**Dokumenttext:**
• • • • •

2. Ausschlagung der Zuwendung
Rz. 59
Der Überlebende muss das ihm Zugewendete ausschlagen. Unter Zuwendung ist jedes Rechtsgeschäft zu verstehen, durch das jemand einem anderen einen Vermögensvorteil verschafft. Dies kann in einem gemeinschaftlichen Testament durch Erbeinsetzung, Vermächtnis oder durch Auflage geschehen. Auch dem durch Auflage Begünstigten muss die Möglichkeit gegeben werden, durch Ausschlagung seine Testierfreiheit wieder zu gewinnen.
3. Wirkung der Ausschlagung
Rz. 60
Die Ausschlagung bewirkt nicht etwa eine automatische Aufhebung der wechselbezüglichen Verfügungen des überlebenden Ehegatten. Dieser gewinnt lediglich seine Testierfreiheit wieder. Will der Überlebende sich von seinen wechselbezüglichen Verfügungen aus dem gemeinschaftlichen Testament lösen, so muss er ein neues Testament errichten oder einen entsprechenden Erbvertrag schließen. Dabei ist es unerheblich, ob dies bereits vor der Ausschlagung erfolgt ist.
4. Ausschlagung durch Dritte
Rz. 61
Eine Ausschlagung durch einen Dritten, etwa den Bedachten, ist nicht möglich und hat keine Wirkung auf die Testierfreiheit des Überlebenden. Da in den Fällen, in denen dem Überlebenden vom Erstverstorbenen nichts zugewendet wurde, diesem kein Recht zur Ausschlagung zusteht, kann der Überlebende hier seine Testierfreiheit nur durch eine Aufhebung nach Abs. 2 S. 2 u. Abs. 3 sowie durch Anfechtung wiedergewinnen.

• • • • •

**Aufgabenliste:**
1. Schreiben Sie aus dem Text zur Ausschlagung den Abschnitt nieder, der mit „4. Ausschlagung durch“ beginnt und bis einschließlich „durch Anfechtung wiedergewinnen.“ reicht.
2. Was muss der Überlebende laut dem Text zur Ausschlagung tun, wenn er sich von seinen wechselbezüglichen Verfügungen aus dem gemeinschaftlichen Testament lösen will?
3. Übersetzen Sie den Satz „Unter Zuwendung ist jedes Rechtsgeschäft zu verstehen, durch das jemand einem anderen einen Vermögensvorteil verschafft.“ aus dem Text zur Ausschlagung ins Englische.
Die Auflistung stammt aus einer anderen Quelle.

**Bereitgestellte Angaben:**
• • • • •

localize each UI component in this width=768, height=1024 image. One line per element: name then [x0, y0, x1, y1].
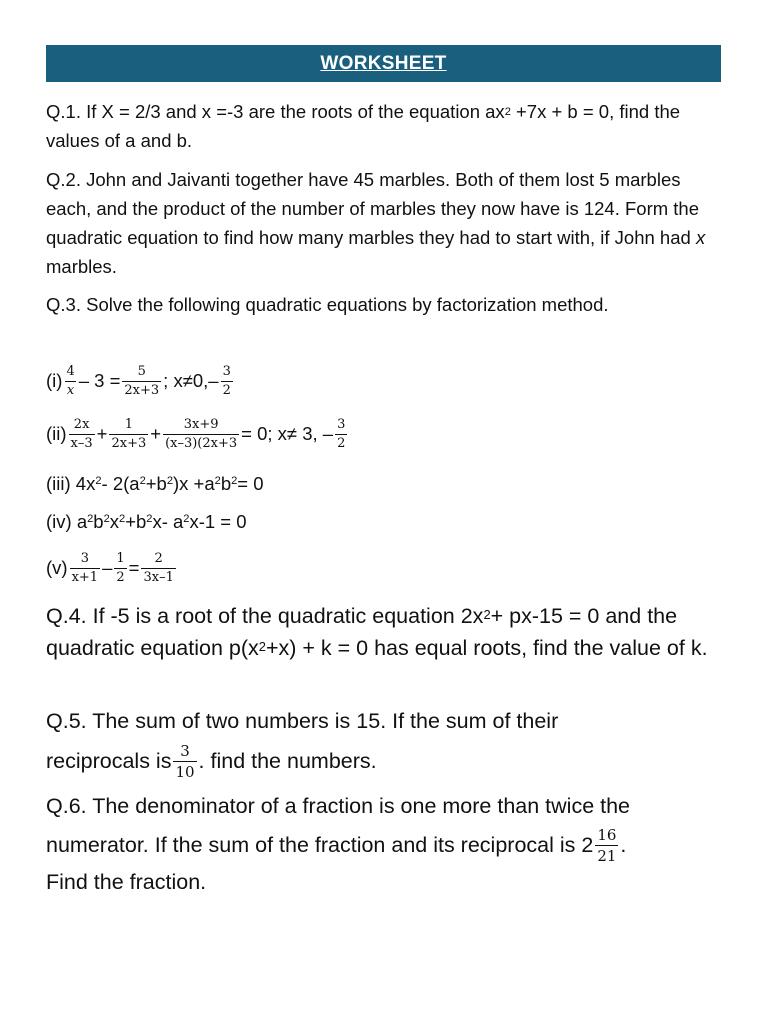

• • • • •

**Ergebnisse je Aufgabe:**
1.
4. Ausschlagung durch Dritte
Rz. 61
Eine Ausschlagung durch einen Dritten, etwa den Bedachten, ist nicht möglich und hat keine Wirkung auf die Testierfreiheit des Überlebenden. Da in den Fällen, in denen dem Überlebenden vom Erstverstorbenen nichts zugewendet wurde, diesem kein Recht zur Ausschlagung zusteht, kann der Überlebende hier seine Testierfreiheit nur durch eine Aufhebung nach Abs. 2 S. 2 u. Abs. 3 sowie durch Anfechtung wiedergewinnen.

2. Er muss ein neues Testament errichten oder einen entsprechenden Erbvertrag schließen.

3. A benefit conferred is to be understood as any legal transaction by which one person provides another with a financial advantage.